[START Provided passage]
# ssh problems

## npmccallum

I am having a problem whenever I ssh to one of my boxes, I fairly regularly get disconnected.  It usually says "Disconnecting: Corrupted MAC on input.", but sometimes it says "Disconnecting: Bad packet length -619321160."  sometimes, it just freezes with no statement.  I can immediately log back in, so its not locking up.  I have tried 2 different network cards, so its not a hardware problem with them.  What else am I missing?

----------

## DrkPlague

try pinging the boxes and seeing if you are getting packetloss.  it sounds like a bad/mis-crimped cable.  try replacing the cable.

----------

## npmccallum

 *DrkPlague wrote:*   

> try pinging the boxes and seeing if you are getting packetloss.  it sounds like a bad/mis-crimped cable.  try replacing the cable.

 I have used different cables and different jacks. Also, after the pinging: 0% packet loss.

----------

## npmccallum

I have tried various linux distrobutions, all of them have the same problem.  I think it is a mobo issue.  I installed FreeBSD on it, and it works fine.  Strange....

Nathaniel

----------

## puggy

Have you tried disabling ACPI and/or APIC in the kernel?

Puggy

----------

## npmccallum

 *puggy wrote:*   

> Have you tried disabling ACPI and/or APIC in the kernel?
> 
> Puggy

 yeah, thats the first thing I did... very strange...

----------

## uzik

This sounds like a hardware problem. A simple ping test of a few

seconds doesn't convince me it's not. I have a NIC that loses a lot

of packets and I'm told all of that brand did that. If you run 

ifconfig how many error packets does it tell you it's had? If you have

replacement hardware (not the same brand) that might be a good

way to find this. Watch the error rate with different hardware and

see if it changes when you replace pieces one at a time.

----------

## npmccallum

 *uzik wrote:*   

> This sounds like a hardware problem. A simple ping test of a few
> 
> seconds doesn't convince me it's not. I have a NIC that loses a lot
> 
> of packets and I'm told all of that brand did that. If you run 
> ...

 I thought so too, but now I think it is a driver problem.  I tried two different nics in the machine, different brands, one pci - one isa, but both used the tulip driver.  same problem with both cards.  I moved to freebsd, and I have not had any problems.  Thus I suspect that it is a problem with the linux tulip driver and my mobo(and maybe mobo drivers?).  It is one of the strangest problems I have ever seen. Well, besides the time a system was unstable and we replaced everypart but the case (we did switch the ps) and it was still unstable.  Anyway, I think it is the Tulip driver.

nathaniel

----------

## uzik

Sounds like you've got it pretty well pegged.
[END Provided passage]
[START Dataset extract]
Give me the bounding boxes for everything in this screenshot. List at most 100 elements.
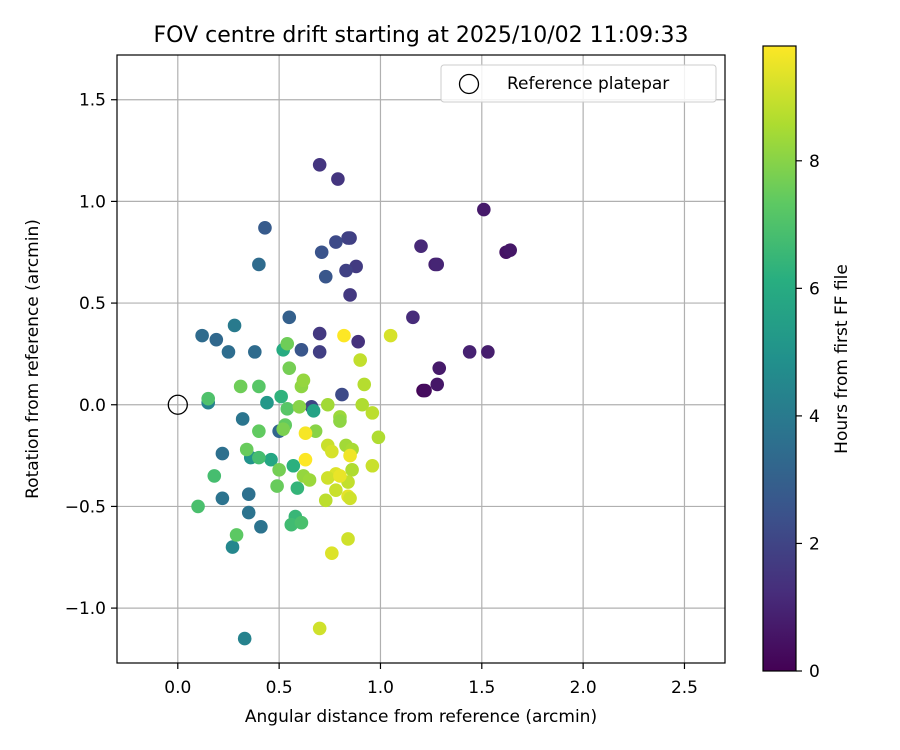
[END Dataset extract]
> _Objective_
In the ssh thread, which driver did both network cards use?

> _Worked solution_
The tulip driver.